─── Page extract ───

Winery backend#
The Winery backend is an swh-objstorage backend that implements the Ceph based object storage architecture.
Design specifications#
The idea of the Winery backend is to provide an object storage capable of storing with decent performances the workload of the Software Heritage objstorage, that is (at time of writing, aka 08/2025):
about 2PB of total storage capacity
25B unique objects, for witch: - 75% are smaller than 16KB - 50% are smaller than 4KB
capable of accepting many concurrent write operations
The desired design specs for winery are:
Capable of handling 10PB storage capacity with commodity hardware
Capable of storgin 100 billion (mostly small) objects
At least 3,000 object/s and 100MB/s of write capacity
At least 3,000 object/s and 100MB/s of read capacity
Immune to space amplification
Getting the first byte of any object never takes longer than 100ms.
Objects can be enumerated in bulk, at least one million at a time.
Mirroring the content of the Software Heritage archive can be done in bulk, at least one million objects at a time.
Architecture#
In a nutshell, objects are written to a number of dedicated tables in a database used by a fixed number of services/machines (the Write Storage) that can vary to control the write throughput. When a threshold is reached (e.g. 100GB) on a table, all objects in this table are put together in container (a Shard), and moved to a readonly storage that keeps expanding over time.
After a successful write, a unique identifier (the Object ID, the sha256 sum of
the content of the object by default) is stored in a global index table
(signature2shard) with the unique identifier of the shard it has been added
to. Reads can scale out because this table is write-only and can easily be
scaled out if necessary. Writes also scales out because the database table in
which the object is written is chosen randomly, and the number of such tables
can be adapted to the desired write throughput – as long as the
signature2shard table handles the write workload.
Writer storage#
This is the part of the winery objstorage backend responsible for writing new
objects. Each objstorage writer process will lock a rw-shard, picking an existing
standby shard if one is available, or creating a new shard table in the database.
If the writer storage is deployed with gunicorn configured with N worker
processes, there will be at least N shard tables in the database (each locked
by one of the worker processes), allowing N concurrent write requests.
Writer processes will release their lock on the rw-shard if they have not
processed any writes after a given timeout (setting the shard to the standby
state), which allows active/active deployment of writer processes without
leaving lingering writing shards.
When a write request is received, it is routed to one of the writer workers by
gunicorn, thus towards one of the open rw shards. The data of the object is
inserted in the dedicated shard table, and an entry mapping the id of the
object to the id of the shard is added to the signature2shard index table.

─── Information shown ───

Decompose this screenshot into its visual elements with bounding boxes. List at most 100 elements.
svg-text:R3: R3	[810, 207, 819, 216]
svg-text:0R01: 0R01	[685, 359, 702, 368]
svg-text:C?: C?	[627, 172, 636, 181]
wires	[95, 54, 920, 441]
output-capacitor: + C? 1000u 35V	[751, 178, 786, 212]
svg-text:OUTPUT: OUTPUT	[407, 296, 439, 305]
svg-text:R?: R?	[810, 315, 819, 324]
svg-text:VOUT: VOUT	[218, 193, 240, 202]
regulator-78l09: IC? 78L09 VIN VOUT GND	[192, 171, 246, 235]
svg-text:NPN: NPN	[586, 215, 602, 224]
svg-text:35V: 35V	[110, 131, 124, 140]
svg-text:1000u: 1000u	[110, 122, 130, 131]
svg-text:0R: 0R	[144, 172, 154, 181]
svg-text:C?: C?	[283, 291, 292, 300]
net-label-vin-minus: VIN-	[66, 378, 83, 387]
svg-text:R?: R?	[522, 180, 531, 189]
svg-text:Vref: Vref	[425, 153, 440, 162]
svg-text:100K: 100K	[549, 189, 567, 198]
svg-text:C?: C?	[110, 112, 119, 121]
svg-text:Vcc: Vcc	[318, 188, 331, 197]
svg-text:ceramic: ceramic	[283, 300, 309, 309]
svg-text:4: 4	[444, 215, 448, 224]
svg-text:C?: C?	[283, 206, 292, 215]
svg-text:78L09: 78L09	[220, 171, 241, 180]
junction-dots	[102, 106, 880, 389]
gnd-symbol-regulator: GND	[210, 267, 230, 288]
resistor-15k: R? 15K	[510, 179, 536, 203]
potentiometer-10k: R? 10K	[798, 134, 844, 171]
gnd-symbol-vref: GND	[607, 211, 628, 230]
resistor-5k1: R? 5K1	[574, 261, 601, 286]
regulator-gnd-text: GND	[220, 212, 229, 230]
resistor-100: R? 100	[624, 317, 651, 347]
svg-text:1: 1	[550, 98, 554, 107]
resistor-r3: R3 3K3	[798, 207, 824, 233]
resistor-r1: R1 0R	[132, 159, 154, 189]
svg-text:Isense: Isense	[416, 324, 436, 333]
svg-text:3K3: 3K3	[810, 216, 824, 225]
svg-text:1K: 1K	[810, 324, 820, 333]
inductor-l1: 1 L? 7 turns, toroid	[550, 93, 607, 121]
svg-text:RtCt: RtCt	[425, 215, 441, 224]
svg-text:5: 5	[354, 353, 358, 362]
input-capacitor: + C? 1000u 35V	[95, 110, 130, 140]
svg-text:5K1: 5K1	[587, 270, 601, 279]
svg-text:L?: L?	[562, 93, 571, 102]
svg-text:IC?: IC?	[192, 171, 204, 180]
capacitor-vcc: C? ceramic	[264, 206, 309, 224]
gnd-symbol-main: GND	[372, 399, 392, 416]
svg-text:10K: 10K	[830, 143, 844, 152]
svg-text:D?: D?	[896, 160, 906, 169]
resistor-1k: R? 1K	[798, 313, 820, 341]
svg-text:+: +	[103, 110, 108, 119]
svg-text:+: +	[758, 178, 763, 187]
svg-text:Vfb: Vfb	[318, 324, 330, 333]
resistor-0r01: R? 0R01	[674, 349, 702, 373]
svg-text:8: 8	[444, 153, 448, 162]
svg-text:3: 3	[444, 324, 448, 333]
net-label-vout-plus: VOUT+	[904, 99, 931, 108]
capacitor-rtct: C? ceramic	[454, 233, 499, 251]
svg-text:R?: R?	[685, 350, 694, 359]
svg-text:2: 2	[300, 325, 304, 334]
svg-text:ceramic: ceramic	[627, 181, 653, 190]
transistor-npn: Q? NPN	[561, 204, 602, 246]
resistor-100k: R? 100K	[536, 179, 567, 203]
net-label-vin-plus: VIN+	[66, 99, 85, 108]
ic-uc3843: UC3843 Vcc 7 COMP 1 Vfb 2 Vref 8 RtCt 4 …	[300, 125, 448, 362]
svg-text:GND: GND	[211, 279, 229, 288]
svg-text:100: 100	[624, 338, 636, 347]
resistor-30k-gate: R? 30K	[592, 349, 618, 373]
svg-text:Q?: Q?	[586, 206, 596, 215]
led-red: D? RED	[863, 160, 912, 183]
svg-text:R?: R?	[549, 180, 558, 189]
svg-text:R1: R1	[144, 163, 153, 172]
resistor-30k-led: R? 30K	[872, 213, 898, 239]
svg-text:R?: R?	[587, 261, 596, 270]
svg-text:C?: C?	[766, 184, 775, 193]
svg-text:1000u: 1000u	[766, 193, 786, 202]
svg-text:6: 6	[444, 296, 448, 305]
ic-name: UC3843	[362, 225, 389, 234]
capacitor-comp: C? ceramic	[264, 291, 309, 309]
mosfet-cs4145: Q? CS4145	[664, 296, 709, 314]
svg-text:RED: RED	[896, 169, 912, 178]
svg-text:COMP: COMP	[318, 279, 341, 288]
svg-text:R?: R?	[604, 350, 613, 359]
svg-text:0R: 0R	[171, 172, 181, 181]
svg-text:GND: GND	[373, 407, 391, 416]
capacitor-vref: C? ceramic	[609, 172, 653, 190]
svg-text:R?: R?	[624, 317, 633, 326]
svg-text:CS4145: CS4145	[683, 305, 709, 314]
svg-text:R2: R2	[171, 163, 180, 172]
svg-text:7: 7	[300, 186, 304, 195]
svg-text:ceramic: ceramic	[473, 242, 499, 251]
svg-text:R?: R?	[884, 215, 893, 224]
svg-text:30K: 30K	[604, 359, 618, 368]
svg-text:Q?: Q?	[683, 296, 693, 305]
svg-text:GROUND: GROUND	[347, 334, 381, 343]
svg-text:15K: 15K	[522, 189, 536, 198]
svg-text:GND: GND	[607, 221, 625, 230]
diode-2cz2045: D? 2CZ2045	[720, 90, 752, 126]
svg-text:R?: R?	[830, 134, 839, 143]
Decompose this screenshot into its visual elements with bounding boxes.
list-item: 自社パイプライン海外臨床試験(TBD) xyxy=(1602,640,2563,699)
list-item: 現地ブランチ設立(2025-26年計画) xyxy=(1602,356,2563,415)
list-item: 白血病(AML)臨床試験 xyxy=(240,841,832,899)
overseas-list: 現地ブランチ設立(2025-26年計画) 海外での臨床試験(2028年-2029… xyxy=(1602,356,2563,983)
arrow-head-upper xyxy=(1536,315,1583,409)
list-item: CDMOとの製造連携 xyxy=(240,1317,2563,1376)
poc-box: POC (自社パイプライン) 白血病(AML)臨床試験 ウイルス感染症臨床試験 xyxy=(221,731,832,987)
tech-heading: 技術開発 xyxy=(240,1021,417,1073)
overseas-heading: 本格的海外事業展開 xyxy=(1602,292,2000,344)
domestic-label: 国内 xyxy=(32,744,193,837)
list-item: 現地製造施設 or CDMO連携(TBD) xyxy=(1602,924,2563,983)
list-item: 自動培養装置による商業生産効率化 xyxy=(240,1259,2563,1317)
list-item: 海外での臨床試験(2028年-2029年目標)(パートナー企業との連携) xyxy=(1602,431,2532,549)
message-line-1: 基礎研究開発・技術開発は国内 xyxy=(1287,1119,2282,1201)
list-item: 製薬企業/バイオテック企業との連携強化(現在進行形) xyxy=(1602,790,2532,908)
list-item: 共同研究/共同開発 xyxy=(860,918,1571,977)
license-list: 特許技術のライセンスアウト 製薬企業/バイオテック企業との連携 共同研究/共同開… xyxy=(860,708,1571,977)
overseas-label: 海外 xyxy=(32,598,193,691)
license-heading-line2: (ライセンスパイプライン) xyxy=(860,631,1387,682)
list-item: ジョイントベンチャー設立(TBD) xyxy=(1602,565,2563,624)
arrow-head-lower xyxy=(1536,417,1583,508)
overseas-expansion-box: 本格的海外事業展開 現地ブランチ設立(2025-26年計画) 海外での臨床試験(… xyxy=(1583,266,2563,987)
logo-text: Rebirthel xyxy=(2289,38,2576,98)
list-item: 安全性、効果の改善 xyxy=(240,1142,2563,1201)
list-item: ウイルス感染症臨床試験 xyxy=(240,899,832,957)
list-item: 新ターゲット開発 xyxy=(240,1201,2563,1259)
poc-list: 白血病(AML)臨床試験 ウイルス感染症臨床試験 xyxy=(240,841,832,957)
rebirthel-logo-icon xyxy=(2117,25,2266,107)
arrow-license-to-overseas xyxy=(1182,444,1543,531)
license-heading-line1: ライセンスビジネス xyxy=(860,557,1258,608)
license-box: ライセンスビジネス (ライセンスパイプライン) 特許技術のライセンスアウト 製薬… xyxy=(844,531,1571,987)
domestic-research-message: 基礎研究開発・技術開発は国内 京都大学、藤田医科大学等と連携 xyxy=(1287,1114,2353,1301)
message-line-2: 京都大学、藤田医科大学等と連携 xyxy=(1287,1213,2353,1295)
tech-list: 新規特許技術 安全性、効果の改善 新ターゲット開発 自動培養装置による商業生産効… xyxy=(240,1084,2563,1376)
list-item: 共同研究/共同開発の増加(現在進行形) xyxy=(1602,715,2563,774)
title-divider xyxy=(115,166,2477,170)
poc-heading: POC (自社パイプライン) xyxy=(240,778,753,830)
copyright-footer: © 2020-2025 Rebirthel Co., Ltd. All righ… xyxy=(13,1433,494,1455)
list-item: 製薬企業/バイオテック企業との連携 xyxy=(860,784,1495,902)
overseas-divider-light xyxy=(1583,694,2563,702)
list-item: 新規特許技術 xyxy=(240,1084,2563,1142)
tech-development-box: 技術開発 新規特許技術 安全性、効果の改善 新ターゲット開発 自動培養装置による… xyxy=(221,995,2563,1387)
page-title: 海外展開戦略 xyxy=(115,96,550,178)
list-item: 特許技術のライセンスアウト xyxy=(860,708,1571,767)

───

● Problems to work on:
- 1) Reproduce the rows word for word, starting at the first line of the rows and ending at the line that contains "296, 439, 305]".
- 2) Write the next part of the Winery backend page, picking up after its final sentence.
The rows have nothing to do with the Winery backend page.

● Results for the exercise:
- 1)
Decompose this screenshot into its visual elements with bounding boxes. List at most 100 elements.
svg-text:R3: R3	[810, 207, 819, 216]
svg-text:0R01: 0R01	[685, 359, 702, 368]
svg-text:C?: C?	[627, 172, 636, 181]
wires	[95, 54, 920, 441]
output-capacitor: + C? 1000u 35V	[751, 178, 786, 212]
svg-text:OUTPUT: OUTPUT	[407, 296, 439, 305]

- 2)
When a rw-shard is considered full (that is, when the cumulated volume of objects stored
in the rw-shard goes over the shards:max_size limit – typically 100GiB), the
shard is marked as full and does not accept new objects.
When a shard is marked full, the packing process dumps all the object data from the rw-shard database
table into a Shard File Format for the Software Heritage Object Storage file stored on the shard backend storage – typically a Ceph
cluster, either using RBD volumes directly, of saving shard files onto a shared filesystem.
The shard entry in the shards table is then marked as packed, noting that the dedicated
table can then be destroyed, which in turn allows the shard to be marked as readonly.
Reader storage#
This is the part of the winery objstorage backend responsible for reading objects.
There are 2 possible cases: the required object can be available in a ro-shard (so in a shard-file stored in the shard file storage), or in a rw-shard (thus in one of the open shard tables in the database) if the object has been written recently and not made its way to a ro-shard file.
When an object is requested, the signature2shard index is queried to retrieve the
identifier of the shard in which this object is. This id is used to retrieve
the name and state of this shard. Depending on the state of the shard, the
object content will then be retrieved either from the rw-shard table (if the shard
is not yet marked as readonly), or retrieved from the ro-shard file otherwise.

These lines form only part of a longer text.